— START OF WORKING DATA —

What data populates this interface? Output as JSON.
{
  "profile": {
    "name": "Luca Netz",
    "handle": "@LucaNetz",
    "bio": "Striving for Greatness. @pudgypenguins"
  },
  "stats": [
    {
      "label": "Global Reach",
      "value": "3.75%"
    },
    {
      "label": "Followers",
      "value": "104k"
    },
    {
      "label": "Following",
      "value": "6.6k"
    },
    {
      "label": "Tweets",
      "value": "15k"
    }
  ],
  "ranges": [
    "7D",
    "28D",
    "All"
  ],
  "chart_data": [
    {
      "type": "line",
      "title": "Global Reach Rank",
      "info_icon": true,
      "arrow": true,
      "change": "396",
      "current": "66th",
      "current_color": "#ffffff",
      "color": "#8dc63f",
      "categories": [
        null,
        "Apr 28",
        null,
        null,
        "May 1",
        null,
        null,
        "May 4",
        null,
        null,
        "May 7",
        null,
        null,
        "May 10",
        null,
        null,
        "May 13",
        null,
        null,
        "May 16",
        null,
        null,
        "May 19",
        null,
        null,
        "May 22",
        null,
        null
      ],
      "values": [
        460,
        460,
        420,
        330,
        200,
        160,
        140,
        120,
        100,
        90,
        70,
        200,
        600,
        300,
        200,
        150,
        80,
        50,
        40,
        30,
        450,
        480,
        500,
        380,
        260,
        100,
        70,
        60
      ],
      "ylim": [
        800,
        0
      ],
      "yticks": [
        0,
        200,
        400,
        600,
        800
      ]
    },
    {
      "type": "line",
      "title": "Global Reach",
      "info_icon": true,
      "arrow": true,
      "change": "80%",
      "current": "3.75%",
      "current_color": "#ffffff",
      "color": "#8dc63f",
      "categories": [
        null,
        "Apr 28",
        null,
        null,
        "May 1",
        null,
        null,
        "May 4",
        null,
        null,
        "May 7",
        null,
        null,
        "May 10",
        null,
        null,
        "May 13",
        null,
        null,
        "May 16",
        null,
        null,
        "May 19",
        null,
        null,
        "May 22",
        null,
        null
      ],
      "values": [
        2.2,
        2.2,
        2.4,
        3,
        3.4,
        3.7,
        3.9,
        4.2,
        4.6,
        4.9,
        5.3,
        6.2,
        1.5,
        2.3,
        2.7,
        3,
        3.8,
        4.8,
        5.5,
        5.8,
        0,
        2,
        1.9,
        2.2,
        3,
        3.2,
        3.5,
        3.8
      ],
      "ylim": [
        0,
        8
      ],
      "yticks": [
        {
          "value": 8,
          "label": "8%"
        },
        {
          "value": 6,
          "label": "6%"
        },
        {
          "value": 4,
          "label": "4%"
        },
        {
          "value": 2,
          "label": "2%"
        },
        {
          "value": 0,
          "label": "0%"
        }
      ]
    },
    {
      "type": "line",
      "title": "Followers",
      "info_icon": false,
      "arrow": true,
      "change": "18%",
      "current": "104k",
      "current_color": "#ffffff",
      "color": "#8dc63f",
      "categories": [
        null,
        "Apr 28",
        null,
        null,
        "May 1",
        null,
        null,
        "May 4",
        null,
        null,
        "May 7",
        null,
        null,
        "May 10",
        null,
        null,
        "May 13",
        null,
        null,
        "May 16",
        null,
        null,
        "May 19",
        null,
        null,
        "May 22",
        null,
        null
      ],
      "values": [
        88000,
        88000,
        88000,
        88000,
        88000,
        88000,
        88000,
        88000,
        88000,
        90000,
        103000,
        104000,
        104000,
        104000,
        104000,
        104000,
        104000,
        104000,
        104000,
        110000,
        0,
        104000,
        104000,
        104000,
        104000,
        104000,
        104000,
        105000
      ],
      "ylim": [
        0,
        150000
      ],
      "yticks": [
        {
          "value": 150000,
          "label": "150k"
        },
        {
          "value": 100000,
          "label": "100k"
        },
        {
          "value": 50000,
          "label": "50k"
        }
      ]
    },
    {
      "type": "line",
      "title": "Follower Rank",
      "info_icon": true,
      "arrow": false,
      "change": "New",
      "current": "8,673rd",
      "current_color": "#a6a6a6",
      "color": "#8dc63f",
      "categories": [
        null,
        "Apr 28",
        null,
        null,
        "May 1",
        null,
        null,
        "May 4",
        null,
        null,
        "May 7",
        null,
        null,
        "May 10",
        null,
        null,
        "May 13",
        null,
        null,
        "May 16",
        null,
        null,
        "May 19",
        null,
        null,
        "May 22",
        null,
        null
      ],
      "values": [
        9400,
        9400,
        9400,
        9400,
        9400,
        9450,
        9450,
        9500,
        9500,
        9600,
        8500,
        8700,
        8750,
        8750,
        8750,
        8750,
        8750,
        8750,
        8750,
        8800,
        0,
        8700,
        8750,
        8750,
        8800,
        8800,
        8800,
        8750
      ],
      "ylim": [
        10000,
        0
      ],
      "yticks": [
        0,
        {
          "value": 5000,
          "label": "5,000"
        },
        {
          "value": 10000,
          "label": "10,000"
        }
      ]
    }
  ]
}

— END OF WORKING DATA —

• _DIRECTION_:
Type out all of the material again, word for word.

• _PROBLEM SOLUTION_:
What data populates this interface? Output as JSON.
{
  "profile": {
    "name": "Luca Netz",
    "handle": "@LucaNetz",
    "bio": "Striving for Greatness. @pudgypenguins"
  },
  "stats": [
    {
      "label": "Global Reach",
      "value": "3.75%"
    },
    {
      "label": "Followers",
      "value": "104k"
    },
    {
      "label": "Following",
      "value": "6.6k"
    },
    {
      "label": "Tweets",
      "value": "15k"
    }
  ],
  "ranges": [
    "7D",
    "28D",
    "All"
  ],
  "chart_data": [
    {
      "type": "line",
      "title": "Global Reach Rank",
      "info_icon": true,
      "arrow": true,
      "change": "396",
      "current": "66th",
      "current_color": "#ffffff",
      "color": "#8dc63f",
      "categories": [
        null,
        "Apr 28",
        null,
        null,
        "May 1",
        null,
        null,
        "May 4",
        null,
        null,
        "May 7",
        null,
        null,
        "May 10",
        null,
        null,
        "May 13",
        null,
        null,
        "May 16",
        null,
        null,
        "May 19",
        null,
        null,
        "May 22",
        null,
        null
      ],
      "values": [
        460,
        460,
        420,
        330,
        200,
        160,
        140,
        120,
        100,
        90,
        70,
        200,
        600,
        300,
        200,
        150,
        80,
        50,
        40,
        30,
        450,
        480,
        500,
        380,
        260,
        100,
        70,
        60
      ],
      "ylim": [
        800,
        0
      ],
      "yticks": [
        0,
        200,
        400,
        600,
        800
      ]
    },
    {
      "type": "line",
      "title": "Global Reach",
      "info_icon": true,
      "arrow": true,
      "change": "80%",
      "current": "3.75%",
      "current_color": "#ffffff",
      "color": "#8dc63f",
      "categories": [
        null,
        "Apr 28",
        null,
        null,
        "May 1",
        null,
        null,
        "May 4",
        null,
        null,
        "May 7",
        null,
        null,
        "May 10",
        null,
        null,
        "May 13",
        null,
        null,
        "May 16",
        null,
        null,
        "May 19",
        null,
        null,
        "May 22",
        null,
        null
      ],
      "values": [
        2.2,
        2.2,
        2.4,
        3,
        3.4,
        3.7,
        3.9,
        4.2,
        4.6,
        4.9,
        5.3,
        6.2,
        1.5,
        2.3,
        2.7,
        3,
        3.8,
        4.8,
        5.5,
        5.8,
        0,
        2,
        1.9,
        2.2,
        3,
        3.2,
        3.5,
        3.8
      ],
      "ylim": [
        0,
        8
      ],
      "yticks": [
        {
          "value": 8,
          "label": "8%"
        },
        {
          "value": 6,
          "label": "6%"
        },
        {
          "value": 4,
          "label": "4%"
        },
        {
          "value": 2,
          "label": "2%"
        },
        {
          "value": 0,
          "label": "0%"
        }
      ]
    },
    {
      "type": "line",
      "title": "Followers",
      "info_icon": false,
      "arrow": true,
      "change": "18%",
      "current": "104k",
      "current_color": "#ffffff",
      "color": "#8dc63f",
      "categories": [
        null,
        "Apr 28",
        null,
        null,
        "May 1",
        null,
        null,
        "May 4",
        null,
        null,
        "May 7",
        null,
        null,
        "May 10",
        null,
        null,
        "May 13",
        null,
        null,
        "May 16",
        null,
        null,
        "May 19",
        null,
        null,
        "May 22",
        null,
        null
      ],
      "values": [
        88000,
        88000,
        88000,
        88000,
        88000,
        88000,
        88000,
        88000,
        88000,
        90000,
        103000,
        104000,
        104000,
        104000,
        104000,
        104000,
        104000,
        104000,
        104000,
        110000,
        0,
        104000,
        104000,
        104000,
        104000,
        104000,
        104000,
        105000
      ],
      "ylim": [
        0,
        150000
      ],
      "yticks": [
        {
          "value": 150000,
          "label": "150k"
        },
        {
          "value": 100000,
          "label": "100k"
        },
        {
          "value": 50000,
          "label": "50k"
        }
      ]
    },
    {
      "type": "line",
      "title": "Follower Rank",
      "info_icon": true,
      "arrow": false,
      "change": "New",
      "current": "8,673rd",
      "current_color": "#a6a6a6",
      "color": "#8dc63f",
      "categories": [
        null,
        "Apr 28",
        null,
        null,
        "May 1",
        null,
        null,
        "May 4",
        null,
        null,
        "May 7",
        null,
        null,
        "May 10",
        null,
        null,
        "May 13",
        null,
        null,
        "May 16",
        null,
        null,
        "May 19",
        null,
        null,
        "May 22",
        null,
        null
      ],
      "values": [
        9400,
        9400,
        9400,
        9400,
        9400,
        9450,
        9450,
        9500,
        9500,
        9600,
        8500,
        8700,
        8750,
        8750,
        8750,
        8750,
        8750,
        8750,
        8750,
        8800,
        0,
        8700,
        8750,
        8750,
        8800,
        8800,
        8800,
        8750
      ],
      "ylim": [
        10000,
        0
      ],
      "yticks": [
        0,
        {
          "value": 5000,
          "label": "5,000"
        },
        {
          "value": 10000,
          "label": "10,000"
        }
      ]
    }
  ]
}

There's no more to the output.